* Start *

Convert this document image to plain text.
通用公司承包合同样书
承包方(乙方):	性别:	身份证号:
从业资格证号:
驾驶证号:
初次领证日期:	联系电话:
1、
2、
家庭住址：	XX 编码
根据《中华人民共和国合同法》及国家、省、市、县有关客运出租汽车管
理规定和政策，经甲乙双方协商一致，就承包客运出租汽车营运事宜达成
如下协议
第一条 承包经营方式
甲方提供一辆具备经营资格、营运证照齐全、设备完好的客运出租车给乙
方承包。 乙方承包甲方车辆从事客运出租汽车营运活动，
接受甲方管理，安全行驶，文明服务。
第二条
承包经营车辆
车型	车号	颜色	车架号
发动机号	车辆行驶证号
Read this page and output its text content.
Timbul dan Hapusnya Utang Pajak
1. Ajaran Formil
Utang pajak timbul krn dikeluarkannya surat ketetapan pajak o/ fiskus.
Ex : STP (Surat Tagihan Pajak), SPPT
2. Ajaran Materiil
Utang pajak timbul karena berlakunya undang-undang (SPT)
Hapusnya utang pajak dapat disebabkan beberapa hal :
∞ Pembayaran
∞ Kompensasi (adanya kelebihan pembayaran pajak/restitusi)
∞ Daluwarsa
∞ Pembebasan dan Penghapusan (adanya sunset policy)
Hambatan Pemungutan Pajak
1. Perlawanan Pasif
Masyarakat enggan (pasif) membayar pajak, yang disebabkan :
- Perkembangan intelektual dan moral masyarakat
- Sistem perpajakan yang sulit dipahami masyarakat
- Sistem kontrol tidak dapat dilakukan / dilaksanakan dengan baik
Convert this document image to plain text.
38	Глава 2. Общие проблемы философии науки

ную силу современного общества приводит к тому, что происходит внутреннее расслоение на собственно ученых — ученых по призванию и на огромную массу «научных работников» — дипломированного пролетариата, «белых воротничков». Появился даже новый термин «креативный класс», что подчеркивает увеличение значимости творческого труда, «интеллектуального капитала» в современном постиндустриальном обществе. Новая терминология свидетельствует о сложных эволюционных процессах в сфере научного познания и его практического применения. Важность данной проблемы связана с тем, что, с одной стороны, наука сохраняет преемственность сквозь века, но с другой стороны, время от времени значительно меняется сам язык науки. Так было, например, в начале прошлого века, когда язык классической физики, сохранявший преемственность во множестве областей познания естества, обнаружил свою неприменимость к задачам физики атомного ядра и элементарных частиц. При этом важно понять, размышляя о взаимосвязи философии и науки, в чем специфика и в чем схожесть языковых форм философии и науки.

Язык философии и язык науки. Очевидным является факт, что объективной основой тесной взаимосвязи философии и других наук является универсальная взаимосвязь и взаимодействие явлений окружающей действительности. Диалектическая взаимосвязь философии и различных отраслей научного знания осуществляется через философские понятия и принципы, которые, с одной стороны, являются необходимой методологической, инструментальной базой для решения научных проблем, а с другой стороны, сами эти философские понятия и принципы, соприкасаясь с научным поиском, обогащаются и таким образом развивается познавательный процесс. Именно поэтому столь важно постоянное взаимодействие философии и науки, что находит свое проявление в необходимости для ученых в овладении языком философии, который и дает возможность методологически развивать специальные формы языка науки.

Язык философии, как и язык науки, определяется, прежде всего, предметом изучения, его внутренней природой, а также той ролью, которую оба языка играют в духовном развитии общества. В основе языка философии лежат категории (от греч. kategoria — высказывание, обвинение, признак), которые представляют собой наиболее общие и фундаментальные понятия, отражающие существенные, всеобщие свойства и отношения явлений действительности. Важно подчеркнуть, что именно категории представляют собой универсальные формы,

* End *

WHAT THIS TASK INVOLVES
Go through the material above and copy each line that has the word "явлений".

TASK RESPONSE
Язык философии и язык науки. Очевидным является факт, что объективной основой тесной взаимосвязи философии и других наук является универсальная взаимосвязь и взаимодействие явлений окружающей действительности. Диалектическая взаимосвязь философии и различных отраслей научного знания осуществляется через философские понятия и принципы, которые, с одной стороны, являются необходимой методологической, инструментальной базой для решения научных проблем, а с другой стороны, сами эти философские понятия и принципы, соприкасаясь с научным поиском, обогащаются и таким образом развивается познавательный процесс. Именно поэтому столь важно постоянное взаимодействие философии и науки, что находит свое проявление в необходимости для ученых в овладении языком философии, который и дает возможность методологически развивать специальные формы языка науки.
Язык философии, как и язык науки, определяется, прежде всего, предметом изучения, его внутренней природой, а также той ролью, которую оба языка играют в духовном развитии общества. В основе языка философии лежат категории (от греч. kategoria — высказывание, обвинение, признак), которые представляют собой наиболее общие и фундаментальные понятия, отражающие существенные, всеобщие свойства и отношения явлений действительности. Важно подчеркнуть, что именно категории представляют собой универсальные формы,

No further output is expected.